Exercise details:
Lines containing the word "PATRONUS" are the ones to copy from the records below.

Stored data:
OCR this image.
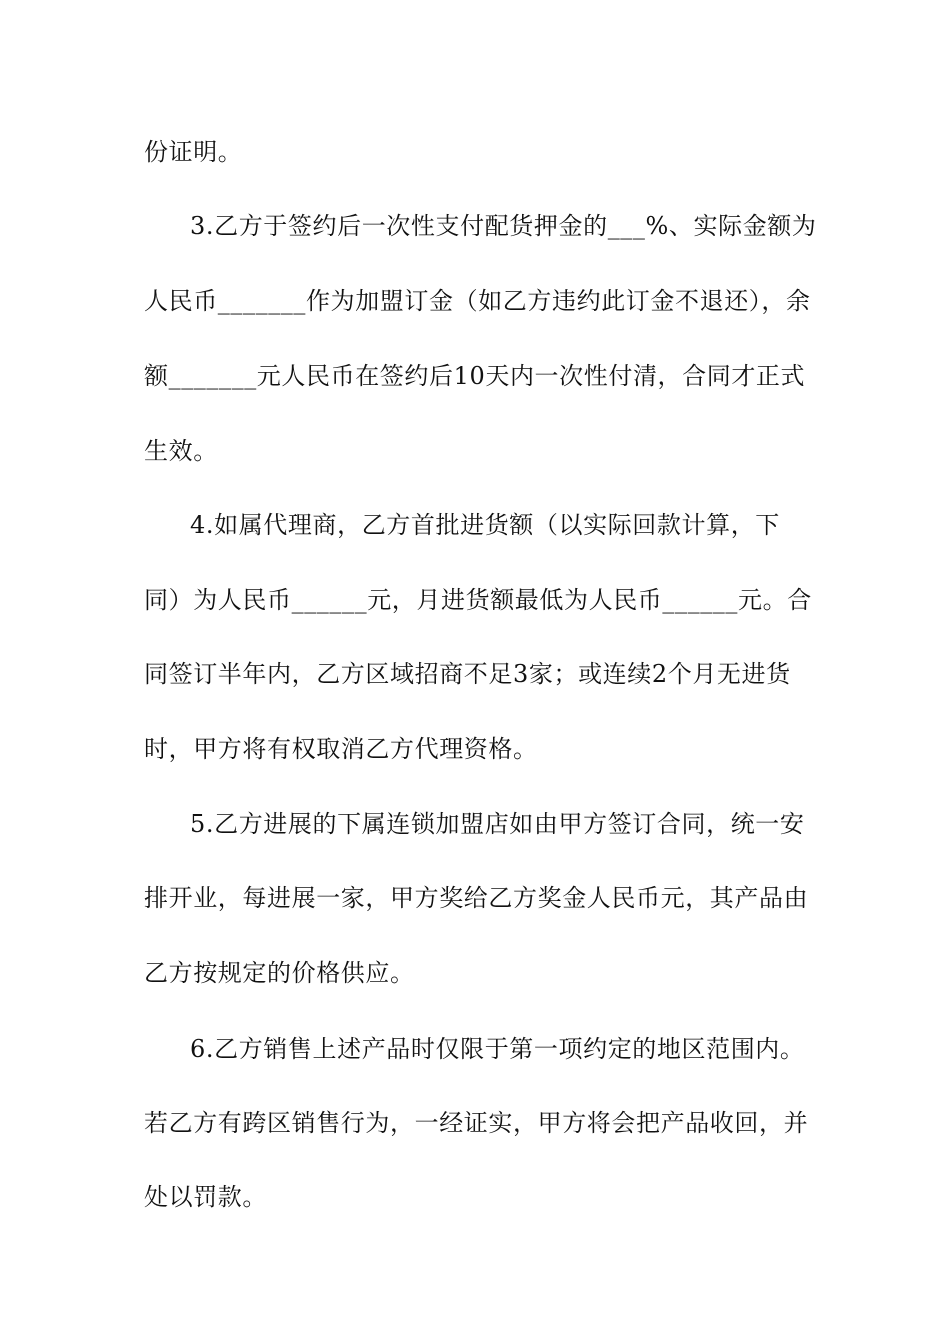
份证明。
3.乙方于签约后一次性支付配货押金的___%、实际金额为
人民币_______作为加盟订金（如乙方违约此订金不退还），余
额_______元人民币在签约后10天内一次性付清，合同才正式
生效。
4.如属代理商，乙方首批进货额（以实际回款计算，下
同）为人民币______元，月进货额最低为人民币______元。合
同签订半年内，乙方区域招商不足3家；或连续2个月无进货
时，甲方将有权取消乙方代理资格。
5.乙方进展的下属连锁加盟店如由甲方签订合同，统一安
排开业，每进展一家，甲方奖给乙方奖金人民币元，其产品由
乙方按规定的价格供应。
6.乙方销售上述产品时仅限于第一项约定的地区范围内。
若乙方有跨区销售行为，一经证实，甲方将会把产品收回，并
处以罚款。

--

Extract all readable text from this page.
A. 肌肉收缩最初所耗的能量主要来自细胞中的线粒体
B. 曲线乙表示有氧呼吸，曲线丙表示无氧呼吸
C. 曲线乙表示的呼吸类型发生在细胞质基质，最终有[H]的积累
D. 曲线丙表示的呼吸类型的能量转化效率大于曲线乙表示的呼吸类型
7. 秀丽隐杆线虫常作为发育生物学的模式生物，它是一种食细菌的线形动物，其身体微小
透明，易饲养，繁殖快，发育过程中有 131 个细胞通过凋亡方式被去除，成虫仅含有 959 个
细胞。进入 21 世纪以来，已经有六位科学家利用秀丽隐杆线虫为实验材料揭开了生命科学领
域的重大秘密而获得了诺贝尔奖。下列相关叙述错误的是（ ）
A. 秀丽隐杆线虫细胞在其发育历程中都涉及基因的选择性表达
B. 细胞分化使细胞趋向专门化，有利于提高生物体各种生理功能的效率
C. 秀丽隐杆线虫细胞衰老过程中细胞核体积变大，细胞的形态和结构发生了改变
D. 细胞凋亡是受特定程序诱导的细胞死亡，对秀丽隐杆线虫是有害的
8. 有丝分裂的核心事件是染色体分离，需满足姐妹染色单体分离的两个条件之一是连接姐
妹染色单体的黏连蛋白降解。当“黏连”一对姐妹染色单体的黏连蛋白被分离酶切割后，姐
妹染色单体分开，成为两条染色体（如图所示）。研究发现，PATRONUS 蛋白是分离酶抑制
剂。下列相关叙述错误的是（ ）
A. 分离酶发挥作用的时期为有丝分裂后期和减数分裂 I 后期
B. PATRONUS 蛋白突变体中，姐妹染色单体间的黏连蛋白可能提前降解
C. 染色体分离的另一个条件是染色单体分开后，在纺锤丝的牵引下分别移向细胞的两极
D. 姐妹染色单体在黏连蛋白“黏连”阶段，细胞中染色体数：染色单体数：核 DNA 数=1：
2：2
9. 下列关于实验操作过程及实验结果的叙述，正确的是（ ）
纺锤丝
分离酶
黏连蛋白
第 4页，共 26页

Completed exercise:
妹染色单体分开，成为两条染色体（如图所示）。研究发现，PATRONUS 蛋白是分离酶抑制
B. PATRONUS 蛋白突变体中，姐妹染色单体间的黏连蛋白可能提前降解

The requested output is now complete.